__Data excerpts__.
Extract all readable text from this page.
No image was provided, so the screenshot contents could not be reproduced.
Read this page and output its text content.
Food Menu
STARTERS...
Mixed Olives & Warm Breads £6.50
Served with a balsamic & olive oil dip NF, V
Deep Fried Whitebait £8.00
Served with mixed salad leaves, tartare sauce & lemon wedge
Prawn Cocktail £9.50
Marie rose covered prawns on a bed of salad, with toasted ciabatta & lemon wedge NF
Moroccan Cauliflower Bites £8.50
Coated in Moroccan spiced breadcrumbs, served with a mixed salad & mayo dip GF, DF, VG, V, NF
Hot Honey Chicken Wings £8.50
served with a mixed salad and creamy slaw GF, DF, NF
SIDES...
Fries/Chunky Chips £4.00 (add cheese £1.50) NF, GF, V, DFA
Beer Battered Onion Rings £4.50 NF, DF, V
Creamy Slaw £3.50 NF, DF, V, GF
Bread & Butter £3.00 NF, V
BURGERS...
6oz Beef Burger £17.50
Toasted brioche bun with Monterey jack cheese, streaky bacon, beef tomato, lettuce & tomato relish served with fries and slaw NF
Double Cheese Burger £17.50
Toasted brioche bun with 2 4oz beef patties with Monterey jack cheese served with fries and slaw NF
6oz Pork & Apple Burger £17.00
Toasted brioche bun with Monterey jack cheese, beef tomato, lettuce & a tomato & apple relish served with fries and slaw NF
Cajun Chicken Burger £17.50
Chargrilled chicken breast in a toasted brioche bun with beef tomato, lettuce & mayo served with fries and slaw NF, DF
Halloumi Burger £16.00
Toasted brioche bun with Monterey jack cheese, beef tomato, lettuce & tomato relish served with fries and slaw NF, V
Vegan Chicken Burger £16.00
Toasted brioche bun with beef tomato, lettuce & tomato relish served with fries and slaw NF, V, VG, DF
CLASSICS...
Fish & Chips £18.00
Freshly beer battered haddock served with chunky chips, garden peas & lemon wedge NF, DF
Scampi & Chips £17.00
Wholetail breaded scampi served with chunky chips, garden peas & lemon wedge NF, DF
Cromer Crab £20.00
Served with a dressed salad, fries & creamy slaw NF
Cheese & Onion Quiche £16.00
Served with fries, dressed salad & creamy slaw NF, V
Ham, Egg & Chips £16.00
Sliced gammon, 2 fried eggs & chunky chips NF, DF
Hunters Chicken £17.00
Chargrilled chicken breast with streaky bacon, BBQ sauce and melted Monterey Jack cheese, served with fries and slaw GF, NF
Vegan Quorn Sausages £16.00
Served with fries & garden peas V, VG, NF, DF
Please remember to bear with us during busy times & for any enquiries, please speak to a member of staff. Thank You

__YOUR INSTRUCTIONS__. Repeat the entries exactly, all of them.

__OUTPUT BELOW__.
Extract all readable text from this page.
No image was provided, so the screenshot contents could not be reproduced.
Read this page and output its text content.
Food Menu
STARTERS...
Mixed Olives & Warm Breads £6.50
Served with a balsamic & olive oil dip NF, V
Deep Fried Whitebait £8.00
Served with mixed salad leaves, tartare sauce & lemon wedge
Prawn Cocktail £9.50
Marie rose covered prawns on a bed of salad, with toasted ciabatta & lemon wedge NF
Moroccan Cauliflower Bites £8.50
Coated in Moroccan spiced breadcrumbs, served with a mixed salad & mayo dip GF, DF, VG, V, NF
Hot Honey Chicken Wings £8.50
served with a mixed salad and creamy slaw GF, DF, NF
SIDES...
Fries/Chunky Chips £4.00 (add cheese £1.50) NF, GF, V, DFA
Beer Battered Onion Rings £4.50 NF, DF, V
Creamy Slaw £3.50 NF, DF, V, GF
Bread & Butter £3.00 NF, V
BURGERS...
6oz Beef Burger £17.50
Toasted brioche bun with Monterey jack cheese, streaky bacon, beef tomato, lettuce & tomato relish served with fries and slaw NF
Double Cheese Burger £17.50
Toasted brioche bun with 2 4oz beef patties with Monterey jack cheese served with fries and slaw NF
6oz Pork & Apple Burger £17.00
Toasted brioche bun with Monterey jack cheese, beef tomato, lettuce & a tomato & apple relish served with fries and slaw NF
Cajun Chicken Burger £17.50
Chargrilled chicken breast in a toasted brioche bun with beef tomato, lettuce & mayo served with fries and slaw NF, DF
Halloumi Burger £16.00
Toasted brioche bun with Monterey jack cheese, beef tomato, lettuce & tomato relish served with fries and slaw NF, V
Vegan Chicken Burger £16.00
Toasted brioche bun with beef tomato, lettuce & tomato relish served with fries and slaw NF, V, VG, DF
CLASSICS...
Fish & Chips £18.00
Freshly beer battered haddock served with chunky chips, garden peas & lemon wedge NF, DF
Scampi & Chips £17.00
Wholetail breaded scampi served with chunky chips, garden peas & lemon wedge NF, DF
Cromer Crab £20.00
Served with a dressed salad, fries & creamy slaw NF
Cheese & Onion Quiche £16.00
Served with fries, dressed salad & creamy slaw NF, V
Ham, Egg & Chips £16.00
Sliced gammon, 2 fried eggs & chunky chips NF, DF
Hunters Chicken £17.00
Chargrilled chicken breast with streaky bacon, BBQ sauce and melted Monterey Jack cheese, served with fries and slaw GF, NF
Vegan Quorn Sausages £16.00
Served with fries & garden peas V, VG, NF, DF
Please remember to bear with us during busy times & for any enquiries, please speak to a member of staff. Thank You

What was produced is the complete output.